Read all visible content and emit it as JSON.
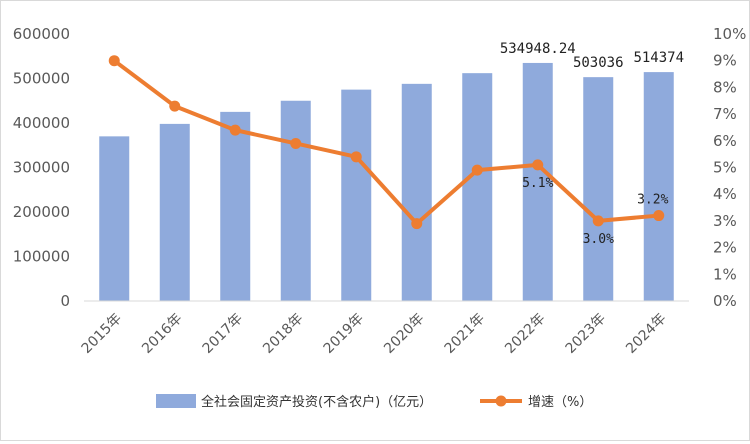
{
  "chart_data": {
    "type": "bar",
    "categories": [
      "2015年",
      "2016年",
      "2017年",
      "2018年",
      "2019年",
      "2020年",
      "2021年",
      "2022年",
      "2023年",
      "2024年"
    ],
    "series": [
      {
        "name": "全社会固定资产投资(不含农户)（亿元）",
        "type": "bar",
        "axis": "left",
        "color": "#8faadc",
        "values": [
          370000,
          398000,
          425000,
          450000,
          475000,
          488000,
          512000,
          534948.24,
          503036,
          514374
        ],
        "labels": [
          "",
          "",
          "",
          "",
          "",
          "",
          "",
          "534948.24",
          "503036",
          "514374"
        ]
      },
      {
        "name": "增速（%）",
        "type": "line",
        "axis": "right",
        "color": "#ed7d31",
        "values": [
          9.0,
          7.3,
          6.4,
          5.9,
          5.4,
          2.9,
          4.9,
          5.1,
          3.0,
          3.2
        ],
        "labels": [
          "",
          "",
          "",
          "",
          "",
          "",
          "",
          "5.1%",
          "3.0%",
          "3.2%"
        ]
      }
    ],
    "y_left": {
      "min": 0,
      "max": 600000,
      "ticks": [
        0,
        100000,
        200000,
        300000,
        400000,
        500000,
        600000
      ],
      "tick_labels": [
        "0",
        "100000",
        "200000",
        "300000",
        "400000",
        "500000",
        "600000"
      ]
    },
    "y_right": {
      "min": 0,
      "max": 10,
      "ticks": [
        0,
        1,
        2,
        3,
        4,
        5,
        6,
        7,
        8,
        9,
        10
      ],
      "tick_labels": [
        "0%",
        "1%",
        "2%",
        "3%",
        "4%",
        "5%",
        "6%",
        "7%",
        "8%",
        "9%",
        "10%"
      ]
    },
    "grid": false,
    "legend": "bottom",
    "title": "",
    "xlabel": "",
    "ylabel": ""
  }
}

++++++++++++++++++++

*CHALLENGE*
Leave out the pictures and restate everything else word for word.

*SOLUTION FOR THIS PROBLEM*
Read all visible content and emit it as JSON.
{
  "chart_data": {
    "type": "bar",
    "categories": [
      "2015年",
      "2016年",
      "2017年",
      "2018年",
      "2019年",
      "2020年",
      "2021年",
      "2022年",
      "2023年",
      "2024年"
    ],
    "series": [
      {
        "name": "全社会固定资产投资(不含农户)（亿元）",
        "type": "bar",
        "axis": "left",
        "color": "#8faadc",
        "values": [
          370000,
          398000,
          425000,
          450000,
          475000,
          488000,
          512000,
          534948.24,
          503036,
          514374
        ],
        "labels": [
          "",
          "",
          "",
          "",
          "",
          "",
          "",
          "534948.24",
          "503036",
          "514374"
        ]
      },
      {
        "name": "增速（%）",
        "type": "line",
        "axis": "right",
        "color": "#ed7d31",
        "values": [
          9.0,
          7.3,
          6.4,
          5.9,
          5.4,
          2.9,
          4.9,
          5.1,
          3.0,
          3.2
        ],
        "labels": [
          "",
          "",
          "",
          "",
          "",
          "",
          "",
          "5.1%",
          "3.0%",
          "3.2%"
        ]
      }
    ],
    "y_left": {
      "min": 0,
      "max": 600000,
      "ticks": [
        0,
        100000,
        200000,
        300000,
        400000,
        500000,
        600000
      ],
      "tick_labels": [
        "0",
        "100000",
        "200000",
        "300000",
        "400000",
        "500000",
        "600000"
      ]
    },
    "y_right": {
      "min": 0,
      "max": 10,
      "ticks": [
        0,
        1,
        2,
        3,
        4,
        5,
        6,
        7,
        8,
        9,
        10
      ],
      "tick_labels": [
        "0%",
        "1%",
        "2%",
        "3%",
        "4%",
        "5%",
        "6%",
        "7%",
        "8%",
        "9%",
        "10%"
      ]
    },
    "grid": false,
    "legend": "bottom",
    "title": "",
    "xlabel": "",
    "ylabel": ""
  }
}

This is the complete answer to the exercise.